#### Stated exercise
Some lines in the records below may hold the word "text"; give the number of those lines and nothing else.

(Excerpt from a dataset)

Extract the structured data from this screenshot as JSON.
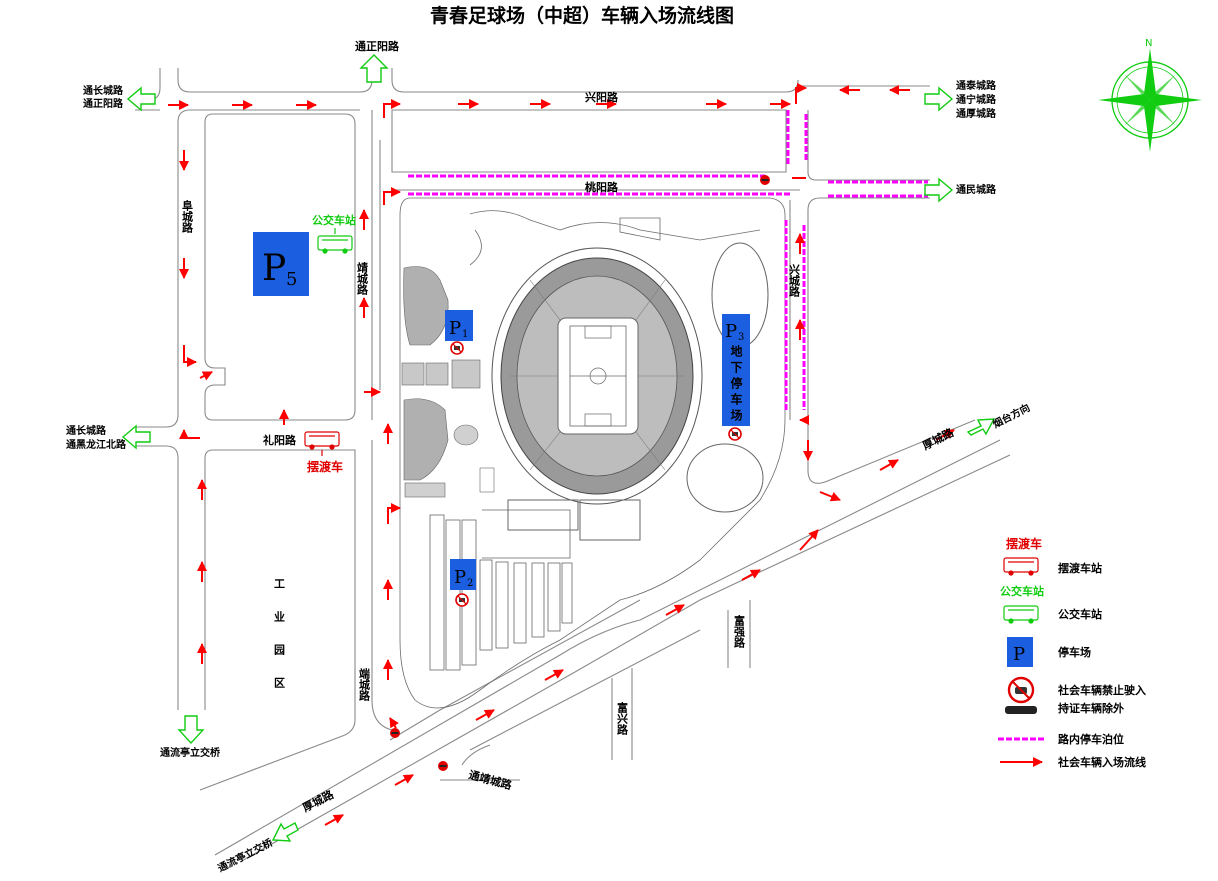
{
  "title": "青春足球场（中超）车辆入场流线图",
  "colors": {
    "parking_blue": "#1b5fe0",
    "flow_red": "#ff0000",
    "bus_green": "#11cc11",
    "roadside_magenta": "#ff00ff",
    "road_gray": "#8a8a8a"
  },
  "roads": {
    "tongzhengyang": "通正阳路",
    "xingyang": "兴阳路",
    "taoyang": "桃阳路",
    "fucheng": "阜城路",
    "jingcheng": "靖城路",
    "liyang": "礼阳路",
    "xingcheng": "兴城路",
    "houcheng_ne": "厚城路",
    "houcheng_sw": "厚城路",
    "duancheng": "端城路",
    "fuxing": "富兴路",
    "fuqiang": "富强路",
    "tongjingcheng": "通靖城路"
  },
  "directions": {
    "west_top": [
      "通长城路",
      "通正阳路"
    ],
    "east_top": [
      "通泰城路",
      "通宁城路",
      "通厚城路"
    ],
    "east_min": "通民城路",
    "west_mid": [
      "通长城路",
      "通黑龙江北路"
    ],
    "south_bridge": "通流亭立交桥",
    "sw_bridge": "通流亭立交桥",
    "yantai": "烟台方向"
  },
  "parking": {
    "p5": {
      "letter": "P",
      "sub": "5"
    },
    "p1": {
      "letter": "P",
      "sub": "1"
    },
    "p2": {
      "letter": "P",
      "sub": "2"
    },
    "p3": {
      "letter": "P",
      "sub": "3",
      "label": "地下停车场"
    }
  },
  "bus_station_label": "公交车站",
  "shuttle_label": "摆渡车",
  "industrial_zone": "工业园区",
  "compass_n": "N",
  "legend": [
    {
      "symbol_label": "摆渡车",
      "text": "摆渡车站",
      "icon": "shuttle-bus-icon"
    },
    {
      "symbol_label": "公交车站",
      "text": "公交车站",
      "icon": "bus-icon"
    },
    {
      "symbol_label": "P",
      "text": "停车场",
      "icon": "parking-icon"
    },
    {
      "symbol_label": "",
      "text": [
        "社会车辆禁止驶入",
        "持证车辆除外"
      ],
      "icon": "no-entry-icon"
    },
    {
      "symbol_label": "",
      "text": "路内停车泊位",
      "icon": "roadside-parking-icon"
    },
    {
      "symbol_label": "",
      "text": "社会车辆入场流线",
      "icon": "flow-arrow-icon"
    }
  ]
}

#### Written solution
6